Supplied information:
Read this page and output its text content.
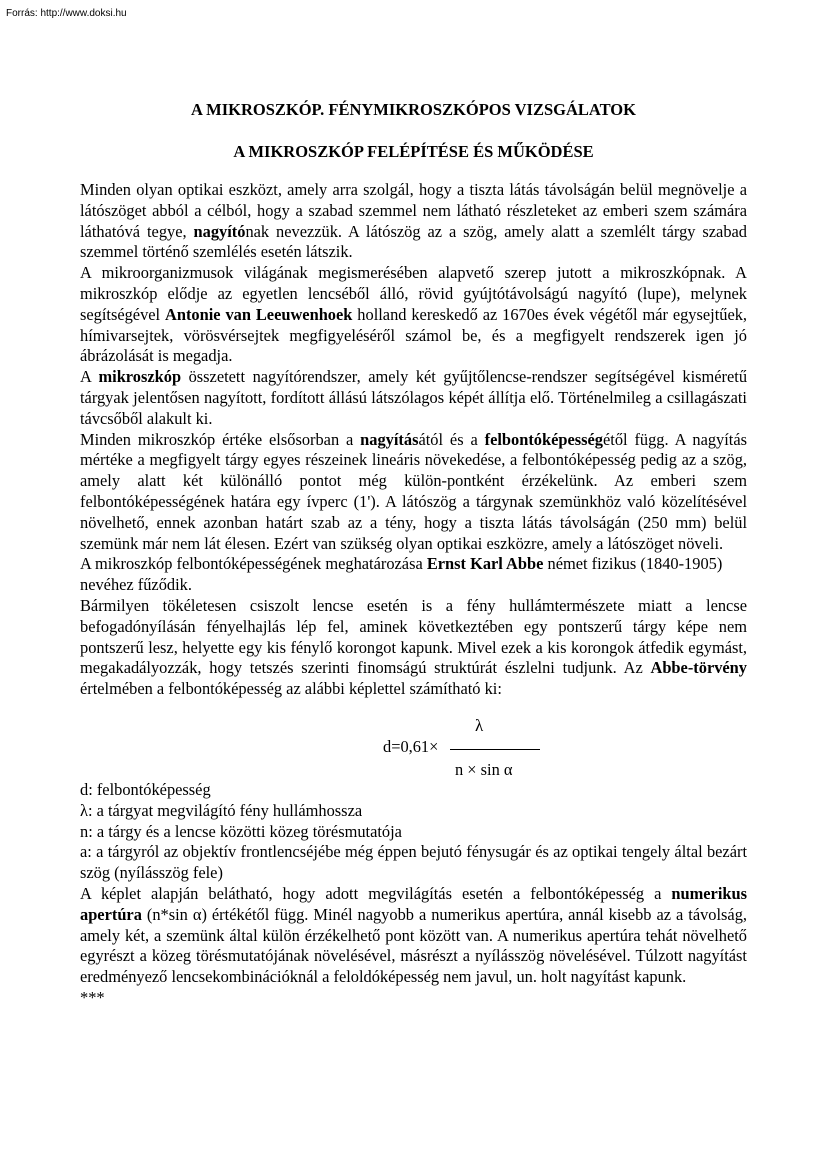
Forrás: http://www.doksi.hu
A MIKROSZKÓP. FÉNYMIKROSZKÓPOS VIZSGÁLATOK
A MIKROSZKÓP FELÉPÍTÉSE ÉS MŰKÖDÉSE

Minden olyan optikai eszközt, amely arra szolgál, hogy a tiszta látás távolságán belül megnövelje a látószöget abból a célból, hogy a szabad szemmel nem látható részleteket az emberi szem számára láthatóvá tegye, nagyítónak nevezzük. A látószög az a szög, amely alatt a szemlélt tárgy szabad szemmel történő szemlélés esetén látszik.

A mikroorganizmusok világának megismerésében alapvető szerep jutott a mikroszkópnak. A mikroszkóp elődje az egyetlen lencséből álló, rövid gyújtótávolságú nagyító (lupe), melynek segítségével Antonie van Leeuwenhoek holland kereskedő az 1670es évek végétől már egysejtűek, hímivarsejtek, vörösvérsejtek megfigyeléséről számol be, és a megfigyelt rendszerek igen jó ábrázolását is megadja.

A mikroszkóp összetett nagyítórendszer, amely két gyűjtőlencse-rendszer segítségével kisméretű tárgyak jelentősen nagyított, fordított állású látszólagos képét állítja elő. Történelmileg a csillagászati távcsőből alakult ki.

Minden mikroszkóp értéke elsősorban a nagyításától és a felbontóképességétől függ. A nagyítás mértéke a megfigyelt tárgy egyes részeinek lineáris növekedése, a felbontóképesség pedig az a szög, amely alatt két különálló pontot még külön-pontként érzékelünk. Az emberi szem felbontóképességének határa egy ívperc (1'). A látószög a tárgynak szemünkhöz való közelítésével növelhető, ennek azonban határt szab az a tény, hogy a tiszta látás távolságán (250 mm) belül szemünk már nem lát élesen. Ezért van szükség olyan optikai eszközre, amely a látószöget növeli.

A mikroszkóp felbontóképességének meghatározása Ernst Karl Abbe német fizikus (1840-1905) nevéhez fűződik.

Bármilyen tökéletesen csiszolt lencse esetén is a fény hullámtermészete miatt a lencse befogadónyílásán fényelhajlás lép fel, aminek következtében egy pontszerű tárgy képe nem pontszerű lesz, helyette egy kis fénylő korongot kapunk. Mivel ezek a kis korongok átfedik egymást, megakadályozzák, hogy tetszés szerinti finomságú struktúrát észlelni tudjunk. Az Abbe-törvény értelmében a felbontóképesség az alábbi képlettel számítható ki:

λ
d=0,61×
n × sin α

d: felbontóképesség

λ: a tárgyat megvilágító fény hullámhossza

n: a tárgy és a lencse közötti közeg törésmutatója

a: a tárgyról az objektív frontlencséjébe még éppen bejutó fénysugár és az optikai tengely által bezárt szög (nyílásszög fele)

A képlet alapján belátható, hogy adott megvilágítás esetén a felbontóképesség a numerikus apertúra (n*sin α) értékétől függ. Minél nagyobb a numerikus apertúra, annál kisebb az a távolság, amely két, a szemünk által külön érzékelhető pont között van. A numerikus apertúra tehát növelhető egyrészt a közeg törésmutatójának növelésével, másrészt a nyílásszög növelésével. Túlzott nagyítást eredményező lencsekombinációknál a feloldóképesség nem javul, un. holt nagyítást kapunk.

***
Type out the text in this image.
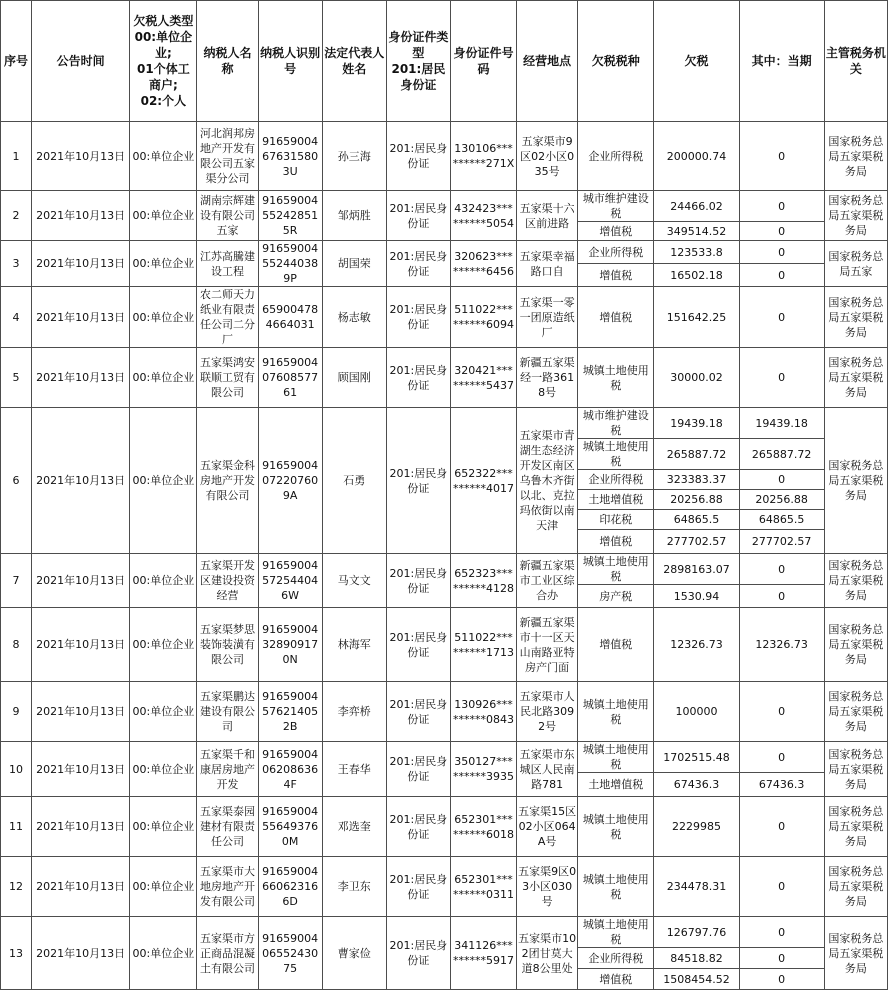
序号	公告时间	欠税人类型
00:单位企业;
01个体工商户;
02:个人	纳税人名称	纳税人识别号	法定代表人姓名	身份证件类型
201:居民身份证	身份证件号码	经营地点	欠税税种	欠税	其中：当期	主管税务机关
1	2021年10月13日	00:单位企业	河北润邦房地产开发有限公司五家渠分公司	91659004676315803U	孙三海	201:居民身份证	130106*********271X	五家渠市9区02小区035号	企业所得税	200000.74	0	国家税务总局五家渠税务局
2	2021年10月13日	00:单位企业	湖南宗辉建设有限公司五家	91659004552428515R	邹炳胜	201:居民身份证	432423*********5054	五家渠十六区前进路	城市维护建设税	24466.02	0	国家税务总局五家渠税务局
									增值税	349514.52	0	
3	2021年10月13日	00:单位企业	江苏高騰建设工程	91659004552440389P	胡国荣	201:居民身份证	320623*********6456	五家渠幸福路口自	企业所得税	123533.8	0	国家税务总局五家
									增值税	16502.18	0	
4	2021年10月13日	00:单位企业	农二师天力纸业有限责任公司二分厂	659004784664031	杨志敏	201:居民身份证	511022*********6094	五家渠一零一团原造纸厂	增值税	151642.25	0	国家税务总局五家渠税务局
5	2021年10月13日	00:单位企业	五家渠鸿安联顺工贸有限公司	916590040760857761	顾国刚	201:居民身份证	320421*********5437	新疆五家渠经一路3618号	城镇土地使用税	30000.02	0	国家税务总局五家渠税务局
6	2021年10月13日	00:单位企业	五家渠金科房地产开发有限公司	91659004072207609A	石勇	201:居民身份证	652322*********4017	五家渠市青湖生态经济开发区南区乌鲁木齐街以北、克拉玛依街以南天津	城市维护建设税	19439.18	19439.18	国家税务总局五家渠税务局
									城镇土地使用税	265887.72	265887.72	
									企业所得税	323383.37	0	
									土地增值税	20256.88	20256.88	
									印花税	64865.5	64865.5	
									增值税	277702.57	277702.57	
7	2021年10月13日	00:单位企业	五家渠开发区建设投资经营	91659004572544046W	马文文	201:居民身份证	652323*********4128	新疆五家渠市工业区综合办	城镇土地使用税	2898163.07	0	国家税务总局五家渠税务局
									房产税	1530.94	0	
8	2021年10月13日	00:单位企业	五家渠梦思装饰装潢有限公司	91659004328909170N	林海军	201:居民身份证	511022*********1713	新疆五家渠市十一区天山南路亚特房产门面	增值税	12326.73	12326.73	国家税务总局五家渠税务局
9	2021年10月13日	00:单位企业	五家渠鹏达建设有限公司	91659004576214052B	李弈桥	201:居民身份证	130926*********0843	五家渠市人民北路3092号	城镇土地使用税	100000	0	国家税务总局五家渠税务局
10	2021年10月13日	00:单位企业	五家渠千和康居房地产开发	91659004062086364F	王春华	201:居民身份证	350127*********3935	五家渠市东城区人民南路781	城镇土地使用税	1702515.48	0	国家税务总局五家渠税务局
									土地增值税	67436.3	67436.3	
11	2021年10月13日	00:单位企业	五家渠泰园建材有限责任公司	91659004556493760M	邓选奎	201:居民身份证	652301*********6018	五家渠15区02小区064A号	城镇土地使用税	2229985	0	国家税务总局五家渠税务局
12	2021年10月13日	00:单位企业	五家渠市大地房地产开发有限公司	91659004660623166D	李卫东	201:居民身份证	652301*********0311	五家渠9区03小区030号	城镇土地使用税	234478.31	0	国家税务总局五家渠税务局
13	2021年10月13日	00:单位企业	五家渠市方正商品混凝土有限公司	916590040655243075	曹家俭	201:居民身份证	341126*********5917	五家渠市102团甘莫大道8公里处	城镇土地使用税	126797.76	0	国家税务总局五家渠税务局
									企业所得税	84518.82	0	
									增值税	1508454.52	0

Exercise:
Which lines above hold the word "企业所得税"? Copy each of them.

Result for this task:
1	2021年10月13日	00:单位企业	河北润邦房地产开发有限公司五家渠分公司	91659004676315803U	孙三海	201:居民身份证	130106*********271X	五家渠市9区02小区035号	企业所得税	200000.74	0	国家税务总局五家渠税务局
3	2021年10月13日	00:单位企业	江苏高騰建设工程	91659004552440389P	胡国荣	201:居民身份证	320623*********6456	五家渠幸福路口自	企业所得税	123533.8	0	国家税务总局五家
									企业所得税	323383.37	0	
									企业所得税	84518.82	0	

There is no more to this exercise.